**TASK REQUIREMENTS:**
Pictures stay out of your copy, but everything else in the records below must be repeated exactly.

(Figure collection entries)

— Start —

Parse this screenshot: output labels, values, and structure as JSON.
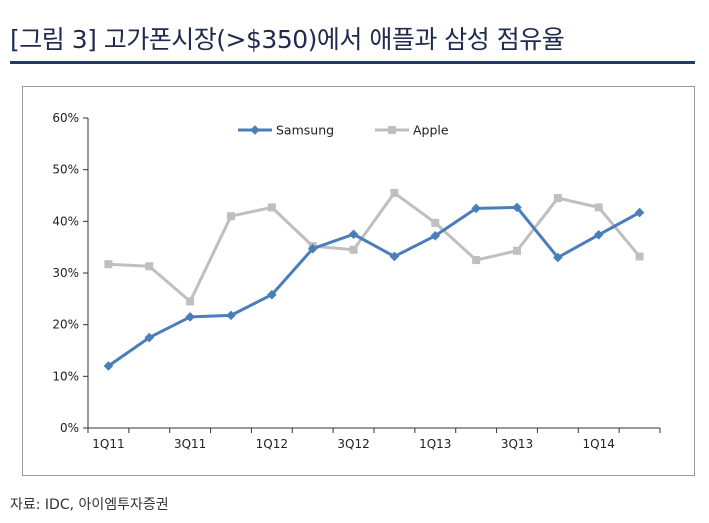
{
  "header": {
    "title": "[그림 3]   고가폰시장(>$350)에서 애플과 삼성 점유율"
  },
  "footer": {
    "source": "자료: IDC, 아이엠투자증권"
  },
  "chart_data": {
    "type": "line",
    "title": "",
    "xlabel": "",
    "ylabel": "",
    "ylim": [
      0,
      60
    ],
    "y_ticks": [
      "0%",
      "10%",
      "20%",
      "30%",
      "40%",
      "50%",
      "60%"
    ],
    "x_tick_labels": [
      "1Q11",
      "3Q11",
      "1Q12",
      "3Q12",
      "1Q13",
      "3Q13",
      "1Q14"
    ],
    "x": [
      "1Q11",
      "2Q11",
      "3Q11",
      "4Q11",
      "1Q12",
      "2Q12",
      "3Q12",
      "4Q12",
      "1Q13",
      "2Q13",
      "3Q13",
      "4Q13",
      "1Q14",
      "2Q14"
    ],
    "grid": false,
    "legend_position": "top-center",
    "series": [
      {
        "name": "Samsung",
        "color": "#4a7ebb",
        "marker": "diamond",
        "values": [
          12,
          17.5,
          21.5,
          21.8,
          25.8,
          34.7,
          37.5,
          33.2,
          37.2,
          42.5,
          42.7,
          33,
          37.4,
          41.7
        ]
      },
      {
        "name": "Apple",
        "color": "#bfbfbf",
        "marker": "square",
        "values": [
          31.7,
          31.3,
          24.5,
          41,
          42.7,
          35.2,
          34.5,
          45.5,
          39.7,
          32.5,
          34.3,
          44.5,
          42.7,
          33.2
        ]
      }
    ]
  }
}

— End —

**OUTPUT FOR THIS EXERCISE:**
Parse this screenshot: output labels, values, and structure as JSON.
{
  "header": {
    "title": "[그림 3]   고가폰시장(>$350)에서 애플과 삼성 점유율"
  },
  "footer": {
    "source": "자료: IDC, 아이엠투자증권"
  },
  "chart_data": {
    "type": "line",
    "title": "",
    "xlabel": "",
    "ylabel": "",
    "ylim": [
      0,
      60
    ],
    "y_ticks": [
      "0%",
      "10%",
      "20%",
      "30%",
      "40%",
      "50%",
      "60%"
    ],
    "x_tick_labels": [
      "1Q11",
      "3Q11",
      "1Q12",
      "3Q12",
      "1Q13",
      "3Q13",
      "1Q14"
    ],
    "x": [
      "1Q11",
      "2Q11",
      "3Q11",
      "4Q11",
      "1Q12",
      "2Q12",
      "3Q12",
      "4Q12",
      "1Q13",
      "2Q13",
      "3Q13",
      "4Q13",
      "1Q14",
      "2Q14"
    ],
    "grid": false,
    "legend_position": "top-center",
    "series": [
      {
        "name": "Samsung",
        "color": "#4a7ebb",
        "marker": "diamond",
        "values": [
          12,
          17.5,
          21.5,
          21.8,
          25.8,
          34.7,
          37.5,
          33.2,
          37.2,
          42.5,
          42.7,
          33,
          37.4,
          41.7
        ]
      },
      {
        "name": "Apple",
        "color": "#bfbfbf",
        "marker": "square",
        "values": [
          31.7,
          31.3,
          24.5,
          41,
          42.7,
          35.2,
          34.5,
          45.5,
          39.7,
          32.5,
          34.3,
          44.5,
          42.7,
          33.2
        ]
      }
    ]
  }
}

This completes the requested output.